▶ [Actions to take]
a. Answer these from the forum question on the arctan inequality:
(i) Between which bounds must a and b lie?
(ii) What property of the arctan function did the asker try to use?
(iii) Which method does the asker say might be easier, and around which point?
b. In the forum question on the arctan inequality, rewrite the stretch from "Prove $$\frac15(b-a) <" through "using the MVT.", putting "power series" in place of "Taylor series".

▶ [Extract provided]
Prove by Mean Value Theorem: $\frac15(b-a) < \arctan\left(1+\frac1a\right) - \arctan\left(1+\frac1a\right)$

Question

Prove $$\frac15(b-a) < \arctan\left(1+\frac1a\right) - \arctan\left(1+\frac1b\right) < b-a; \qquad\text{ for }0<a<b<1.$$ I tried using the fact that arctan function is monotonous increasing but I simply couldn't solve it. I know that it might be easier using Taylor series around x=0 but there has to be a way only using the MVT.

▶ [Dataset content]
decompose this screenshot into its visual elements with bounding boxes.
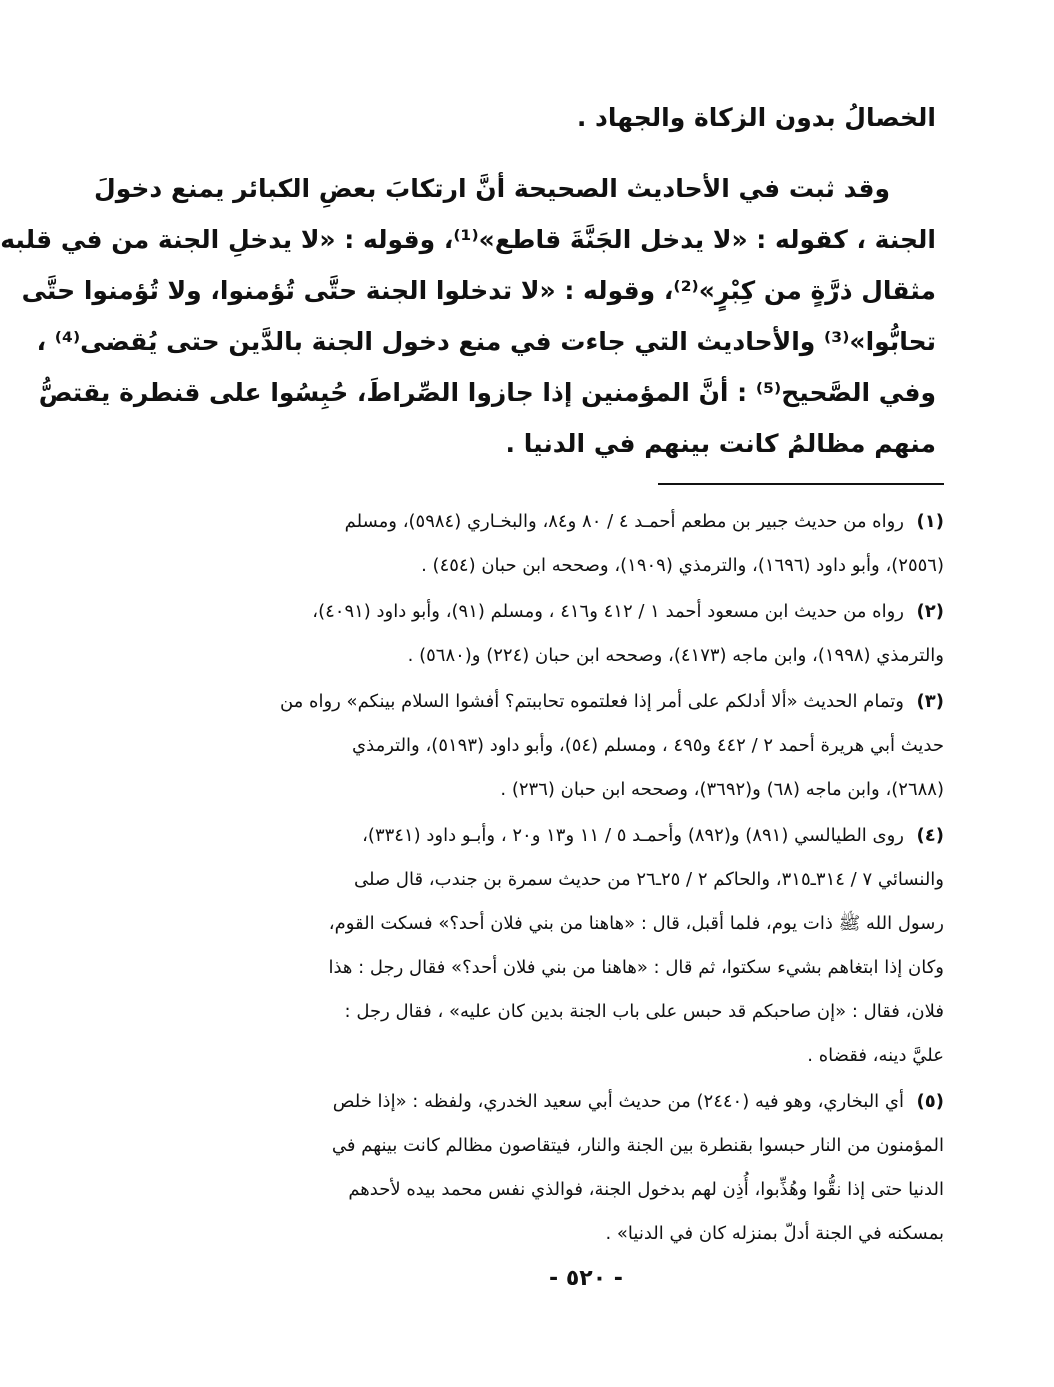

▶ [Expected answers]
a.
(i) 0 < a < b < 1.
(ii) That arctan is monotonically increasing.
(iii) Taylor series, around x=0.

b.
Prove $$\frac15(b-a) < \arctan\left(1+\frac1a\right) - \arctan\left(1+\frac1b\right) < b-a; \qquad\text{ for }0<a<b<1.$$ I tried using the fact that arctan function is monotonous increasing but I simply couldn't solve it. I know that it might be easier using power series around x=0 but there has to be a way only using the MVT.